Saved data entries
# # # # #

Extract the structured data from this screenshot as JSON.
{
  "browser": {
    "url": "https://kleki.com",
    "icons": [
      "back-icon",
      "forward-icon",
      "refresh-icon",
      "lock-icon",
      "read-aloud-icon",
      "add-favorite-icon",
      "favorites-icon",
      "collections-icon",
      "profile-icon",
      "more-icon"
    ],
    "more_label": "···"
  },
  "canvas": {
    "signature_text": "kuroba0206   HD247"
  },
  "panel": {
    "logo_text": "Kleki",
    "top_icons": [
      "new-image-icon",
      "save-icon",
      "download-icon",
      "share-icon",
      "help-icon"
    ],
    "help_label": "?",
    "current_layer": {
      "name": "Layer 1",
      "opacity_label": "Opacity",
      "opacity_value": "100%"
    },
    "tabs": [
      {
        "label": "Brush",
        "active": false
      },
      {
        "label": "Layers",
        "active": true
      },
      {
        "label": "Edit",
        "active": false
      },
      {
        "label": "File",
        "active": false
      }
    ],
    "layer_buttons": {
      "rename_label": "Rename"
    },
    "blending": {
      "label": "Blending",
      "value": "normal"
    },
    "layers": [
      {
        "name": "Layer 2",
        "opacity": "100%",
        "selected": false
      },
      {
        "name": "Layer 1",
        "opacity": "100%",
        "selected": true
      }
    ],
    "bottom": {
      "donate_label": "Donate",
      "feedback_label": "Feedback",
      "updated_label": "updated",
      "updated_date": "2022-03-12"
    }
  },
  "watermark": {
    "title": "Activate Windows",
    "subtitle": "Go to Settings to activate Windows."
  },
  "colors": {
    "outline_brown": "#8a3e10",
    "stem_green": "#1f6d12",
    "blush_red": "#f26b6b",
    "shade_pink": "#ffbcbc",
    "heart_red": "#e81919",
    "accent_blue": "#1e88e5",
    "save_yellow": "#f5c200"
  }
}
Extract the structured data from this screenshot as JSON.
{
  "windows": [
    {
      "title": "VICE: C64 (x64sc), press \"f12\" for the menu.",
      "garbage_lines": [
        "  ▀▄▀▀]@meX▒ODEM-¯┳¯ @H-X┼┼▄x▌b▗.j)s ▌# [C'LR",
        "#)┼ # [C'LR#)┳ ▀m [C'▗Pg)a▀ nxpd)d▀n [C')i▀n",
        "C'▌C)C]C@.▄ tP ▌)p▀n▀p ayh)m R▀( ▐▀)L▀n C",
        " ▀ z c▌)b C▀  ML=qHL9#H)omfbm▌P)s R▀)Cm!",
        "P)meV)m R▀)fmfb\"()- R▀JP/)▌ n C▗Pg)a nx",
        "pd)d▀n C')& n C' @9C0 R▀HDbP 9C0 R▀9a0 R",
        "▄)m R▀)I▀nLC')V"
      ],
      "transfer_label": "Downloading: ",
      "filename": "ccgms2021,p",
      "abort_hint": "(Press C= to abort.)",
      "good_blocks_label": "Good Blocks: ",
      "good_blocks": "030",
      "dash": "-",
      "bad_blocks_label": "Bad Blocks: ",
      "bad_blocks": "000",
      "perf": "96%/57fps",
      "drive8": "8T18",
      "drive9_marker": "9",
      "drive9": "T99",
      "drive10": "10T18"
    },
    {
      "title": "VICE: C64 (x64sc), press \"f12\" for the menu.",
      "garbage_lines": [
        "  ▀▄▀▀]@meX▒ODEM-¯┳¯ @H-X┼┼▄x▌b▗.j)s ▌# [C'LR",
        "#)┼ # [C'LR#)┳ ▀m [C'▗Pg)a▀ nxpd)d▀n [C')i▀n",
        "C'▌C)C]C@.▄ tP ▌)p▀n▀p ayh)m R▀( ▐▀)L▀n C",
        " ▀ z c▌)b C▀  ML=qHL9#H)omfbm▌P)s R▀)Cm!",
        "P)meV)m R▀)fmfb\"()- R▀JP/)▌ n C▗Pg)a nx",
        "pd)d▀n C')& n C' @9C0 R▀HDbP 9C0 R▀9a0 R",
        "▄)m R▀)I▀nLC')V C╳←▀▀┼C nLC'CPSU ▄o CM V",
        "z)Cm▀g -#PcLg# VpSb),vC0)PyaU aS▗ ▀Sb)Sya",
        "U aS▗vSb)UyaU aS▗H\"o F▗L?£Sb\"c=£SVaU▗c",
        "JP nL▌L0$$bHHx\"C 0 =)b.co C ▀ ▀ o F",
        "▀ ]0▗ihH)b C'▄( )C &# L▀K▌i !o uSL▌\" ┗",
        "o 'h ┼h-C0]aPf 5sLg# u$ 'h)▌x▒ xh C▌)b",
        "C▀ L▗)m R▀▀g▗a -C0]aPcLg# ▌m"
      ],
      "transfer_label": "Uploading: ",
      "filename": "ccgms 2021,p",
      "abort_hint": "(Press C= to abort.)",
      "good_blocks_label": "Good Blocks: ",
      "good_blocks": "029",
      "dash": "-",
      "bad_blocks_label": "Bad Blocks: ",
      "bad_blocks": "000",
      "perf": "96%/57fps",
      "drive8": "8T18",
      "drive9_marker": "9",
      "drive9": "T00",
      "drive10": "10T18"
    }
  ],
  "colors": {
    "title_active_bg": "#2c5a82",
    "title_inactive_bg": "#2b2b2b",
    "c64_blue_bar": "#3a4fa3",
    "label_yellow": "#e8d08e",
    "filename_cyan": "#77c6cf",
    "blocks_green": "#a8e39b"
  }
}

# # # # #

| The problem |
The records above must be output exactly, in full.

| Solution for this problem |
Extract the structured data from this screenshot as JSON.
{
  "browser": {
    "url": "https://kleki.com",
    "icons": [
      "back-icon",
      "forward-icon",
      "refresh-icon",
      "lock-icon",
      "read-aloud-icon",
      "add-favorite-icon",
      "favorites-icon",
      "collections-icon",
      "profile-icon",
      "more-icon"
    ],
    "more_label": "···"
  },
  "canvas": {
    "signature_text": "kuroba0206   HD247"
  },
  "panel": {
    "logo_text": "Kleki",
    "top_icons": [
      "new-image-icon",
      "save-icon",
      "download-icon",
      "share-icon",
      "help-icon"
    ],
    "help_label": "?",
    "current_layer": {
      "name": "Layer 1",
      "opacity_label": "Opacity",
      "opacity_value": "100%"
    },
    "tabs": [
      {
        "label": "Brush",
        "active": false
      },
      {
        "label": "Layers",
        "active": true
      },
      {
        "label": "Edit",
        "active": false
      },
      {
        "label": "File",
        "active": false
      }
    ],
    "layer_buttons": {
      "rename_label": "Rename"
    },
    "blending": {
      "label": "Blending",
      "value": "normal"
    },
    "layers": [
      {
        "name": "Layer 2",
        "opacity": "100%",
        "selected": false
      },
      {
        "name": "Layer 1",
        "opacity": "100%",
        "selected": true
      }
    ],
    "bottom": {
      "donate_label": "Donate",
      "feedback_label": "Feedback",
      "updated_label": "updated",
      "updated_date": "2022-03-12"
    }
  },
  "watermark": {
    "title": "Activate Windows",
    "subtitle": "Go to Settings to activate Windows."
  },
  "colors": {
    "outline_brown": "#8a3e10",
    "stem_green": "#1f6d12",
    "blush_red": "#f26b6b",
    "shade_pink": "#ffbcbc",
    "heart_red": "#e81919",
    "accent_blue": "#1e88e5",
    "save_yellow": "#f5c200"
  }
}
Extract the structured data from this screenshot as JSON.
{
  "windows": [
    {
      "title": "VICE: C64 (x64sc), press \"f12\" for the menu.",
      "garbage_lines": [
        "  ▀▄▀▀]@meX▒ODEM-¯┳¯ @H-X┼┼▄x▌b▗.j)s ▌# [C'LR",
        "#)┼ # [C'LR#)┳ ▀m [C'▗Pg)a▀ nxpd)d▀n [C')i▀n",
        "C'▌C)C]C@.▄ tP ▌)p▀n▀p ayh)m R▀( ▐▀)L▀n C",
        " ▀ z c▌)b C▀  ML=qHL9#H)omfbm▌P)s R▀)Cm!",
        "P)meV)m R▀)fmfb\"()- R▀JP/)▌ n C▗Pg)a nx",
        "pd)d▀n C')& n C' @9C0 R▀HDbP 9C0 R▀9a0 R",
        "▄)m R▀)I▀nLC')V"
      ],
      "transfer_label": "Downloading: ",
      "filename": "ccgms2021,p",
      "abort_hint": "(Press C= to abort.)",
      "good_blocks_label": "Good Blocks: ",
      "good_blocks": "030",
      "dash": "-",
      "bad_blocks_label": "Bad Blocks: ",
      "bad_blocks": "000",
      "perf": "96%/57fps",
      "drive8": "8T18",
      "drive9_marker": "9",
      "drive9": "T99",
      "drive10": "10T18"
    },
    {
      "title": "VICE: C64 (x64sc), press \"f12\" for the menu.",
      "garbage_lines": [
        "  ▀▄▀▀]@meX▒ODEM-¯┳¯ @H-X┼┼▄x▌b▗.j)s ▌# [C'LR",
        "#)┼ # [C'LR#)┳ ▀m [C'▗Pg)a▀ nxpd)d▀n [C')i▀n",
        "C'▌C)C]C@.▄ tP ▌)p▀n▀p ayh)m R▀( ▐▀)L▀n C",
        " ▀ z c▌)b C▀  ML=qHL9#H)omfbm▌P)s R▀)Cm!",
        "P)meV)m R▀)fmfb\"()- R▀JP/)▌ n C▗Pg)a nx",
        "pd)d▀n C')& n C' @9C0 R▀HDbP 9C0 R▀9a0 R",
        "▄)m R▀)I▀nLC')V C╳←▀▀┼C nLC'CPSU ▄o CM V",
        "z)Cm▀g -#PcLg# VpSb),vC0)PyaU aS▗ ▀Sb)Sya",
        "U aS▗vSb)UyaU aS▗H\"o F▗L?£Sb\"c=£SVaU▗c",
        "JP nL▌L0$$bHHx\"C 0 =)b.co C ▀ ▀ o F",
        "▀ ]0▗ihH)b C'▄( )C &# L▀K▌i !o uSL▌\" ┗",
        "o 'h ┼h-C0]aPf 5sLg# u$ 'h)▌x▒ xh C▌)b",
        "C▀ L▗)m R▀▀g▗a -C0]aPcLg# ▌m"
      ],
      "transfer_label": "Uploading: ",
      "filename": "ccgms 2021,p",
      "abort_hint": "(Press C= to abort.)",
      "good_blocks_label": "Good Blocks: ",
      "good_blocks": "029",
      "dash": "-",
      "bad_blocks_label": "Bad Blocks: ",
      "bad_blocks": "000",
      "perf": "96%/57fps",
      "drive8": "8T18",
      "drive9_marker": "9",
      "drive9": "T00",
      "drive10": "10T18"
    }
  ],
  "colors": {
    "title_active_bg": "#2c5a82",
    "title_inactive_bg": "#2b2b2b",
    "c64_blue_bar": "#3a4fa3",
    "label_yellow": "#e8d08e",
    "filename_cyan": "#77c6cf",
    "blocks_green": "#a8e39b"
  }
}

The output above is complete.